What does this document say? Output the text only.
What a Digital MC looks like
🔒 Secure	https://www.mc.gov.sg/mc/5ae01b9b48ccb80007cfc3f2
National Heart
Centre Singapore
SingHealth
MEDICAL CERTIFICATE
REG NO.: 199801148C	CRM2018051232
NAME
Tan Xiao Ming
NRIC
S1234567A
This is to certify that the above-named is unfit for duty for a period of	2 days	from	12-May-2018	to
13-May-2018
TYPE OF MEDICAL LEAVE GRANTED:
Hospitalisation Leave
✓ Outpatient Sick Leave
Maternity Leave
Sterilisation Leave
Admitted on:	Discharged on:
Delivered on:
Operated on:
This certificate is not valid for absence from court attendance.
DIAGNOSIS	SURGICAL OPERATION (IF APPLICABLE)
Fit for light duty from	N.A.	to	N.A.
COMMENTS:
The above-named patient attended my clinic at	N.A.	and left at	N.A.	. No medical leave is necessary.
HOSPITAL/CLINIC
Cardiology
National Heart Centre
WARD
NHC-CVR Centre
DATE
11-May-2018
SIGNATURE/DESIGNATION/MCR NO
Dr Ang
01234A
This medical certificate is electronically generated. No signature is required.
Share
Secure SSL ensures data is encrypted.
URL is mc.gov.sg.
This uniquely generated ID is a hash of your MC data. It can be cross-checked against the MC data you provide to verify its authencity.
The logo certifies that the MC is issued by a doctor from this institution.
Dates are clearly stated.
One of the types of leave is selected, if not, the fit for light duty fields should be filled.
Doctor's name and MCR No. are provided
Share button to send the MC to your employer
• • • • •
> _INSTRUCTION_
Every entry should be printed again exactly as written.

> _RESPONSE BELOW_
What does this document say? Output the text only.
What a Digital MC looks like
🔒 Secure	https://www.mc.gov.sg/mc/5ae01b9b48ccb80007cfc3f2
National Heart
Centre Singapore
SingHealth
MEDICAL CERTIFICATE
REG NO.: 199801148C	CRM2018051232
NAME
Tan Xiao Ming
NRIC
S1234567A
This is to certify that the above-named is unfit for duty for a period of	2 days	from	12-May-2018	to
13-May-2018
TYPE OF MEDICAL LEAVE GRANTED:
Hospitalisation Leave
✓ Outpatient Sick Leave
Maternity Leave
Sterilisation Leave
Admitted on:	Discharged on:
Delivered on:
Operated on:
This certificate is not valid for absence from court attendance.
DIAGNOSIS	SURGICAL OPERATION (IF APPLICABLE)
Fit for light duty from	N.A.	to	N.A.
COMMENTS:
The above-named patient attended my clinic at	N.A.	and left at	N.A.	. No medical leave is necessary.
HOSPITAL/CLINIC
Cardiology
National Heart Centre
WARD
NHC-CVR Centre
DATE
11-May-2018
SIGNATURE/DESIGNATION/MCR NO
Dr Ang
01234A
This medical certificate is electronically generated. No signature is required.
Share
Secure SSL ensures data is encrypted.
URL is mc.gov.sg.
This uniquely generated ID is a hash of your MC data. It can be cross-checked against the MC data you provide to verify its authencity.
The logo certifies that the MC is issued by a doctor from this institution.
Dates are clearly stated.
One of the types of leave is selected, if not, the fit for light duty fields should be filled.
Doctor's name and MCR No. are provided
Share button to send the MC to your employer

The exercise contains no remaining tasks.